**YOUR OBJECTIVE:** Pick out each line containing the string "Baseline" and copy it.

**TASK INPUT:**

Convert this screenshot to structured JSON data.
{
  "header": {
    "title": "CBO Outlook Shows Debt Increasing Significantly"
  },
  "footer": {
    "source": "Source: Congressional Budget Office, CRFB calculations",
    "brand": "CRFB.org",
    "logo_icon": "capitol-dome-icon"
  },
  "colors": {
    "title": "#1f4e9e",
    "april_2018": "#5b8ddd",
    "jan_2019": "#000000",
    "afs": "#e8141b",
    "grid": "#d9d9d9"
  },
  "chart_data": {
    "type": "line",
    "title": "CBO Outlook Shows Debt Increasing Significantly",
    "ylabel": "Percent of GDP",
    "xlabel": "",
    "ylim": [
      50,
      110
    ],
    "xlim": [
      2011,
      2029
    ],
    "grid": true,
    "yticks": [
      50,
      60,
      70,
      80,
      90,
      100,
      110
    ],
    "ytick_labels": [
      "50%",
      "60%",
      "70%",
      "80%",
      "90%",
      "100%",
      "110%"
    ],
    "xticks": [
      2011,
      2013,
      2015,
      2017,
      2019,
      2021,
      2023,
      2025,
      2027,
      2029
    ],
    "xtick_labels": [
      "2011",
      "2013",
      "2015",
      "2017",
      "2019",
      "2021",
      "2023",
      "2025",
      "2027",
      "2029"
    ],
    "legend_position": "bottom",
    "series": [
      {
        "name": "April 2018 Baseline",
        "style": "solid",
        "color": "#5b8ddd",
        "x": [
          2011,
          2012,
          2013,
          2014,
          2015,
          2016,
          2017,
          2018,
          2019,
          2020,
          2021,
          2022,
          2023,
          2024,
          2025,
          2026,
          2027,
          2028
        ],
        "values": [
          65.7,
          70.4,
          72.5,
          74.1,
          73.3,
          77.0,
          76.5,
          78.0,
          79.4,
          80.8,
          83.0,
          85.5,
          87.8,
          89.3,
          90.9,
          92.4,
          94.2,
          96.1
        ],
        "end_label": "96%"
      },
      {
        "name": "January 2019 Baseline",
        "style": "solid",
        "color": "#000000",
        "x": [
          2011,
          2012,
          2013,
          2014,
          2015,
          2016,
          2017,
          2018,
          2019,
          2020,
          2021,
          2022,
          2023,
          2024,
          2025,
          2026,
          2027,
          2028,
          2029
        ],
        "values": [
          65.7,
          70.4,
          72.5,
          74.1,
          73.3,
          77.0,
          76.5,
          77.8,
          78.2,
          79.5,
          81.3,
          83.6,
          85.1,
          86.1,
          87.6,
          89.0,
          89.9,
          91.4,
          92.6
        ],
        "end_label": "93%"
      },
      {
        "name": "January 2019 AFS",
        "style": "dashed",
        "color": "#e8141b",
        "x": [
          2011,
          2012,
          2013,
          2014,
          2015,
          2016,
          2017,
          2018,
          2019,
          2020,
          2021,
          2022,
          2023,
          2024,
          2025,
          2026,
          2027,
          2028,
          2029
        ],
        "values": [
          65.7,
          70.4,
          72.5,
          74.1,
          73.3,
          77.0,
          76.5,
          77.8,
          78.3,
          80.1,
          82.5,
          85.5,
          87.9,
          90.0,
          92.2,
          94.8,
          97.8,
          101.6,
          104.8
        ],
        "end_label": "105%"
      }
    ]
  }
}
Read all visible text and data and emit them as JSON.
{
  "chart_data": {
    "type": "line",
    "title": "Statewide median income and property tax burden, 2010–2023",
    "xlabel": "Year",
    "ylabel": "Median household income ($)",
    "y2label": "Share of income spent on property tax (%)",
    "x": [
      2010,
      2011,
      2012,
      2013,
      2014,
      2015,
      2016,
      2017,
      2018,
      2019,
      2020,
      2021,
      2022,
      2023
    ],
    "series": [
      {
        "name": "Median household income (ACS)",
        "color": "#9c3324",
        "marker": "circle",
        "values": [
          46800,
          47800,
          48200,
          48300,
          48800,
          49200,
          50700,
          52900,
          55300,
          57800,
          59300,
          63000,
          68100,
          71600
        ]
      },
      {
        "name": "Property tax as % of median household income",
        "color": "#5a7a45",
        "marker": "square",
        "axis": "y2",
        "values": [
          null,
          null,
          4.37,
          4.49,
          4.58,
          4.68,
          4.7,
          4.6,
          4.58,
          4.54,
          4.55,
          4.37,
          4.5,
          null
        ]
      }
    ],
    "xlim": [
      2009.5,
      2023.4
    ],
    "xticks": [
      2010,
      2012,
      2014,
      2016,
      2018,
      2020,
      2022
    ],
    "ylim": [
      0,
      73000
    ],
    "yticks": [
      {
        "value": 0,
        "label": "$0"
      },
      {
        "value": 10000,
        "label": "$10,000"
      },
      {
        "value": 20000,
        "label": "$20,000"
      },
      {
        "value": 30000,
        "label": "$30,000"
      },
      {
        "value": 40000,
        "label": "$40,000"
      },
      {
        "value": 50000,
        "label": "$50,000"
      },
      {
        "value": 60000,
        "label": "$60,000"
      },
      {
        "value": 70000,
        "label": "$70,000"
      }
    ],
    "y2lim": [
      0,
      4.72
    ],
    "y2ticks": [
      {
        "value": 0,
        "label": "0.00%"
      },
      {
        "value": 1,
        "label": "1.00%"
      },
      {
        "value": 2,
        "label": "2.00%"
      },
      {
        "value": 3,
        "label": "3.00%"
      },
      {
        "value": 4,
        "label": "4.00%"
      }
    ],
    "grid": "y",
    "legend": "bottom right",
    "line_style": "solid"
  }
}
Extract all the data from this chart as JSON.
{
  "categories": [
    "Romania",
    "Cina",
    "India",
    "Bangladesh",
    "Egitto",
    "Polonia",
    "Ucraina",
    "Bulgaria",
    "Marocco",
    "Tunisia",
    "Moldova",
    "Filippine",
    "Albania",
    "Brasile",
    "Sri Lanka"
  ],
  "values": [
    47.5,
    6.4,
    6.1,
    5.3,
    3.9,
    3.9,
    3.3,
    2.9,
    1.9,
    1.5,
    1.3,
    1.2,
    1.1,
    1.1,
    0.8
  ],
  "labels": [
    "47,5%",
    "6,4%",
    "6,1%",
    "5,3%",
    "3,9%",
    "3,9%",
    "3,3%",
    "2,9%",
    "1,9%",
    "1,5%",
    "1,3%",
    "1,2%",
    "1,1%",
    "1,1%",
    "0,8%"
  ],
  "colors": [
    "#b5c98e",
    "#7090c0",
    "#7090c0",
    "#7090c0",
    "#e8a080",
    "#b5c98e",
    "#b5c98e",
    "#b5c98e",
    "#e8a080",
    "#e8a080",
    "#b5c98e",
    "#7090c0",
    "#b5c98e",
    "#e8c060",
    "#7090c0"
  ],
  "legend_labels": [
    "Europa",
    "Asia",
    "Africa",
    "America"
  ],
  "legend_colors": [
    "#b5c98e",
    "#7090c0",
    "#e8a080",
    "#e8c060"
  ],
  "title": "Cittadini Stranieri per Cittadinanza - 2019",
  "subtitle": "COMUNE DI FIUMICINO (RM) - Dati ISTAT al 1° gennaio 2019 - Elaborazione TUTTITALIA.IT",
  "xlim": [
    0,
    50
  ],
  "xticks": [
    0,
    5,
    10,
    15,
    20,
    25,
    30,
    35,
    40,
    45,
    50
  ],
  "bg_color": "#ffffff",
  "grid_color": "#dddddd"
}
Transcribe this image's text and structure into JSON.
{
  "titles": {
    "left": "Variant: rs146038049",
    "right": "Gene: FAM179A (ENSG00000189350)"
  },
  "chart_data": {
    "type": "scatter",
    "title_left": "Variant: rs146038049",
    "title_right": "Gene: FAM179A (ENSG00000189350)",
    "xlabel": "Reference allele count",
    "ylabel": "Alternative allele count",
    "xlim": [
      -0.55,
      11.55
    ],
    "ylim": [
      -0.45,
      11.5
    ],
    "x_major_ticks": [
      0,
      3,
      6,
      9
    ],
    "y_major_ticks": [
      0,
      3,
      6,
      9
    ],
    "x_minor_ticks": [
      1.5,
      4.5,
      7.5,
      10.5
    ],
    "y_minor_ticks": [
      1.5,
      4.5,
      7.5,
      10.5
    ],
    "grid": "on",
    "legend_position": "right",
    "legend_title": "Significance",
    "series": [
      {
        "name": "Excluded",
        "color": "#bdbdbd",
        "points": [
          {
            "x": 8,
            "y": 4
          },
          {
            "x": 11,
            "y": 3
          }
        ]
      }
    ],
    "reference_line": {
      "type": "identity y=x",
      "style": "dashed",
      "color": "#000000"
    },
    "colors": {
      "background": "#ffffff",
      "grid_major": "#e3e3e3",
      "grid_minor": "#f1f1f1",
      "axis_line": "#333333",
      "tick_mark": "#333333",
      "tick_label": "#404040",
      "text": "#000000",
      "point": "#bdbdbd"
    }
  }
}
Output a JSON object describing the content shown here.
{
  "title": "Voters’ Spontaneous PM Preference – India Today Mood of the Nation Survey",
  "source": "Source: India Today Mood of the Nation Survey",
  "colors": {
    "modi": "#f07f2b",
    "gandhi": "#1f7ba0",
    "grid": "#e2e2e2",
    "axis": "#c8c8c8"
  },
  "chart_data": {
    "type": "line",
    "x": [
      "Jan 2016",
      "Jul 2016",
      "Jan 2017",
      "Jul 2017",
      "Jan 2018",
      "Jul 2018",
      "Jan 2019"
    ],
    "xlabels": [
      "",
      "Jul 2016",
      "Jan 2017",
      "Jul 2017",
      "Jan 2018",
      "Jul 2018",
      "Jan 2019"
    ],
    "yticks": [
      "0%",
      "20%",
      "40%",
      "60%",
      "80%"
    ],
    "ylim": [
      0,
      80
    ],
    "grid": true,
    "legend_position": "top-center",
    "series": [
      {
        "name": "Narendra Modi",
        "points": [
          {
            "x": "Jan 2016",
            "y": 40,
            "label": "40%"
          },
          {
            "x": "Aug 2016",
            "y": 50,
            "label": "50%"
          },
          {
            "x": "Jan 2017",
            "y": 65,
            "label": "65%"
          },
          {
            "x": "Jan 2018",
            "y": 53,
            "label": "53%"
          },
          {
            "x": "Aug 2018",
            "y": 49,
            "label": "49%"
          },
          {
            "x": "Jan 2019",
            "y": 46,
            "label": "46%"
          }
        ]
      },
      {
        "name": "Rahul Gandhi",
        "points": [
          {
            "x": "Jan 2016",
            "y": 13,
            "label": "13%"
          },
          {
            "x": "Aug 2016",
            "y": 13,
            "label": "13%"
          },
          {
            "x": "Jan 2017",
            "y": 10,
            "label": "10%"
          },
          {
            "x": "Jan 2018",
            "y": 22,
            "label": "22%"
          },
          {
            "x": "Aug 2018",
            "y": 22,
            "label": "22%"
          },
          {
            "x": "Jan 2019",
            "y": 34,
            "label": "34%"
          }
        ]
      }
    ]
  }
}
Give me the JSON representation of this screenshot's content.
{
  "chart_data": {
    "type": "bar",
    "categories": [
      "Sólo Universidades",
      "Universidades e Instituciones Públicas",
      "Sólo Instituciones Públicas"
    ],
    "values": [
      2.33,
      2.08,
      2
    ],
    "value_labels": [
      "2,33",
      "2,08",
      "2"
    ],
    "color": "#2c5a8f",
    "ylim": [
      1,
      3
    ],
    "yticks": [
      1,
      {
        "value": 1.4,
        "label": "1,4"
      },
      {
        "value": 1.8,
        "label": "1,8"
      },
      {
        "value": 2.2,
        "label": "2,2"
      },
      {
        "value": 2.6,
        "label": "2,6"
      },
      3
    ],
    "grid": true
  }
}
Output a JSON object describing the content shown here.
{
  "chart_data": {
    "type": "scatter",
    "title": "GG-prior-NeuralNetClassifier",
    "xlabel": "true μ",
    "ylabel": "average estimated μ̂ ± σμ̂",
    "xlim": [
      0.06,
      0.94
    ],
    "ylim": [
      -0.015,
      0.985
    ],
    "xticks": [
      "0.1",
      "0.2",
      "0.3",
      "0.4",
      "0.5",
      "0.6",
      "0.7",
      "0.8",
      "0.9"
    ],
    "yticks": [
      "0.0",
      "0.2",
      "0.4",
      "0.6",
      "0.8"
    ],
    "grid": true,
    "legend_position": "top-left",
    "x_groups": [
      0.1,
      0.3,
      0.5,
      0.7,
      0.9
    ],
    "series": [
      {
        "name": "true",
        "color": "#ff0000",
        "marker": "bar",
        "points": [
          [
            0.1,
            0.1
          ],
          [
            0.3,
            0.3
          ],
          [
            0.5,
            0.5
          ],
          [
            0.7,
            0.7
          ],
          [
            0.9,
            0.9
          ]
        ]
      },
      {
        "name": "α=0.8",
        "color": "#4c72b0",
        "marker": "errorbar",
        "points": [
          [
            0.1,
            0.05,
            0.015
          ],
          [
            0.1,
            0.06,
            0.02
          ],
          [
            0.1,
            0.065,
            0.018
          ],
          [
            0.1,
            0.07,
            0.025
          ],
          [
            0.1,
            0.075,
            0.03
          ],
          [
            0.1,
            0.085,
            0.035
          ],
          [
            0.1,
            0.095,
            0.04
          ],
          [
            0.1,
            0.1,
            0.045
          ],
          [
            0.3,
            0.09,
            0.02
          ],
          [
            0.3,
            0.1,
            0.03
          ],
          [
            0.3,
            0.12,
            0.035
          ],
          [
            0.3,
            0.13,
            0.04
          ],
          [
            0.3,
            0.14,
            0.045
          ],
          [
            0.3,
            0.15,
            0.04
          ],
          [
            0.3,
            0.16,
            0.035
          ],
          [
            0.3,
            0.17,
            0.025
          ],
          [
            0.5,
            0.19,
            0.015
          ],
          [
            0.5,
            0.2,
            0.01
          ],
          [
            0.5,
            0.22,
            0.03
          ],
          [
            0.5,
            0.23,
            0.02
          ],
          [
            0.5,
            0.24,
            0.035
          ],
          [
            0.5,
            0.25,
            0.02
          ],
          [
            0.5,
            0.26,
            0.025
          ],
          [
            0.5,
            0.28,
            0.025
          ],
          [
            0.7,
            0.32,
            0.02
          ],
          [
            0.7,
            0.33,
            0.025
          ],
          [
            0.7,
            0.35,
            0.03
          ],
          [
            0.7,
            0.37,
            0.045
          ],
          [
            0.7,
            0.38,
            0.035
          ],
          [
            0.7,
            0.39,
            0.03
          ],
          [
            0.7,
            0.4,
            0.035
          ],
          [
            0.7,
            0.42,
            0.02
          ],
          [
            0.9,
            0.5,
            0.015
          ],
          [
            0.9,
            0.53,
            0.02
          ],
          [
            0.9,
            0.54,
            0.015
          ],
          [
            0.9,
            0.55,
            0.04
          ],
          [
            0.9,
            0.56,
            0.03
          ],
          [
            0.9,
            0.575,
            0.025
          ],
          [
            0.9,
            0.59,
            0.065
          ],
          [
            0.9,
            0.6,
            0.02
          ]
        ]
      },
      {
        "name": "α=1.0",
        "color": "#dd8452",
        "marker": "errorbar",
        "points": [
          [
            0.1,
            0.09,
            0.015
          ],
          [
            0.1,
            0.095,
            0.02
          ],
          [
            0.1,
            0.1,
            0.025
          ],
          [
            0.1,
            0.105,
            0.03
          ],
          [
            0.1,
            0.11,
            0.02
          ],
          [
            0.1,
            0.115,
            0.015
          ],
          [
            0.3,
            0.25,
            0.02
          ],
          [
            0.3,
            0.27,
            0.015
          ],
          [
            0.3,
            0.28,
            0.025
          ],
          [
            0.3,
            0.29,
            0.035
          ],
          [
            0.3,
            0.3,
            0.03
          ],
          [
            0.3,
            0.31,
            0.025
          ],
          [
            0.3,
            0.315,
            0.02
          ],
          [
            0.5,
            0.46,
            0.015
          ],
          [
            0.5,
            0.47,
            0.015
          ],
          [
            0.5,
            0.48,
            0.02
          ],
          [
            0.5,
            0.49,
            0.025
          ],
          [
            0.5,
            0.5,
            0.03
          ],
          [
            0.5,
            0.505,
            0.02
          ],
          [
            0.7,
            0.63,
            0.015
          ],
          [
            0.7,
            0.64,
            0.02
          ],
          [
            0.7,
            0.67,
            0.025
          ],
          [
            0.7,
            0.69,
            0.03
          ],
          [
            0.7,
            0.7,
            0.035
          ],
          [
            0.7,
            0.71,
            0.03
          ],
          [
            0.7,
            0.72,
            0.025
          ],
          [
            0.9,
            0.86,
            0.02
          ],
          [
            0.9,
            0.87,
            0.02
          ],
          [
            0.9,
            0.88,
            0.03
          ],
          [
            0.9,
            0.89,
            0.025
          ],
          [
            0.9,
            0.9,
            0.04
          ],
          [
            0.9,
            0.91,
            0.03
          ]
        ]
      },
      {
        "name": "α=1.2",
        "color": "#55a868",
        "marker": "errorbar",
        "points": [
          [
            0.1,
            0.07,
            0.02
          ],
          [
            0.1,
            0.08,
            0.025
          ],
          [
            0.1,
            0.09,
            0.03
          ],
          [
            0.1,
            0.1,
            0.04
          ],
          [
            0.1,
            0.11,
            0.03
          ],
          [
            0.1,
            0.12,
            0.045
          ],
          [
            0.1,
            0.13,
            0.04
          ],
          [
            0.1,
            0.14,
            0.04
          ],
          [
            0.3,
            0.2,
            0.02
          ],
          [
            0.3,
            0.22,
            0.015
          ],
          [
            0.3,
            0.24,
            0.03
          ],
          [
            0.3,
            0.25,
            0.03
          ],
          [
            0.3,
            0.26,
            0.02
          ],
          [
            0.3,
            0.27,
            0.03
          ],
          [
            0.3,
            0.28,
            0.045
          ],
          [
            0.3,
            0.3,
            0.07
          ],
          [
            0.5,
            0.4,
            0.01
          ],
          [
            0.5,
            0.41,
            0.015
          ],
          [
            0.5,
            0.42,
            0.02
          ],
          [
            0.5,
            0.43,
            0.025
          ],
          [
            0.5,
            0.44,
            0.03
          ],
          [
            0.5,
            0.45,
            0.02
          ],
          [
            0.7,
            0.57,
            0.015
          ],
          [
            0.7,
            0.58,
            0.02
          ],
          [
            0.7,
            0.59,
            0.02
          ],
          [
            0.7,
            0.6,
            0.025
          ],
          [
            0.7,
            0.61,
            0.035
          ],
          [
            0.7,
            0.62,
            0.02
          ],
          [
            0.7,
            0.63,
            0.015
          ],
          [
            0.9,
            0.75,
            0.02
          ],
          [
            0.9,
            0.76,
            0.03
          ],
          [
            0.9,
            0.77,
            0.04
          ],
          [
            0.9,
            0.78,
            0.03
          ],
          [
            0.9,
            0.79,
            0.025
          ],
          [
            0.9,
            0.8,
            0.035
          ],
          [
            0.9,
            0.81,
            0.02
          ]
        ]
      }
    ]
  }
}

**FINAL ANSWER:**
        "name": "April 2018 Baseline",
        "name": "January 2019 Baseline",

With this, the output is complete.